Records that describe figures
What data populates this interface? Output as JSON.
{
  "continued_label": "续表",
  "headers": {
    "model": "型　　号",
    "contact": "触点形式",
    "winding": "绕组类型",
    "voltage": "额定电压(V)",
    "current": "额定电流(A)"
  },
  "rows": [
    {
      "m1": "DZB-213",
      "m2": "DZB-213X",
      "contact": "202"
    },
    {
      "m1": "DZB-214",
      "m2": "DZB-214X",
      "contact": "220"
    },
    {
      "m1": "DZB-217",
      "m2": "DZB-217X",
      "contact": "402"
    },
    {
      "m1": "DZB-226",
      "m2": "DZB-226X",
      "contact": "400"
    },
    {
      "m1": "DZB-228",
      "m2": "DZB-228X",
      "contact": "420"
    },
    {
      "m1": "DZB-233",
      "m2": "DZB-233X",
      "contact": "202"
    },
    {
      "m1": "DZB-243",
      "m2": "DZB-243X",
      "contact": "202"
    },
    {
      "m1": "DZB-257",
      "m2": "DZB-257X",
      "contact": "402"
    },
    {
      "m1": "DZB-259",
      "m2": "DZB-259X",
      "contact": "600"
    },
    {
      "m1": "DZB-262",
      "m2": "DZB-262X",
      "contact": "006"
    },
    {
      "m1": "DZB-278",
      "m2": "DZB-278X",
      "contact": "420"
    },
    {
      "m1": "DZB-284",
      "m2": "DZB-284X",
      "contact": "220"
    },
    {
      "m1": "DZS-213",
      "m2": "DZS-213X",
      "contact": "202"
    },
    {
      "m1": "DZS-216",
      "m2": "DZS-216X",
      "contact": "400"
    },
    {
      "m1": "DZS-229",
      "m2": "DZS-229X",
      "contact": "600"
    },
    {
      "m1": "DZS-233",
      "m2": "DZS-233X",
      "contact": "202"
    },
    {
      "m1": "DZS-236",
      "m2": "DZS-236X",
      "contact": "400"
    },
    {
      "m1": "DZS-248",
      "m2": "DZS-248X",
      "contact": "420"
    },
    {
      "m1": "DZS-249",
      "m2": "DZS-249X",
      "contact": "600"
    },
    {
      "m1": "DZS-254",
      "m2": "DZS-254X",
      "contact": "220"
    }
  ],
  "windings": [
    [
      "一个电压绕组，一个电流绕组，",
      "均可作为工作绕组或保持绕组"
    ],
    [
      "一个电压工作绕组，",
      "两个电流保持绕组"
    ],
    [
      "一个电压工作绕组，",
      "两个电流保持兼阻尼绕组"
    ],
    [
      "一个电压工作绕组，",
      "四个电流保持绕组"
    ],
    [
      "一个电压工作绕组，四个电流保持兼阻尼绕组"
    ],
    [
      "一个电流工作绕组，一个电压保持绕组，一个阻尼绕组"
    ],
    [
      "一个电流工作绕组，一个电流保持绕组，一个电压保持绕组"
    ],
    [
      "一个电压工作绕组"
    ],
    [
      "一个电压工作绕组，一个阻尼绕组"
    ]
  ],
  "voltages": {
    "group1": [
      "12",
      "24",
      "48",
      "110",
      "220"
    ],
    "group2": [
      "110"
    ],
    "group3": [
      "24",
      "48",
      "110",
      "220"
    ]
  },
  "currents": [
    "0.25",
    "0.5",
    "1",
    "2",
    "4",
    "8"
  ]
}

• _TASK DETAILS_
Using the listing above, return all lines where the word "一个阻尼绕组" occurs.

• _OUTPUT_
      "一个电流工作绕组，一个电压保持绕组，一个阻尼绕组"
      "一个电压工作绕组，一个阻尼绕组"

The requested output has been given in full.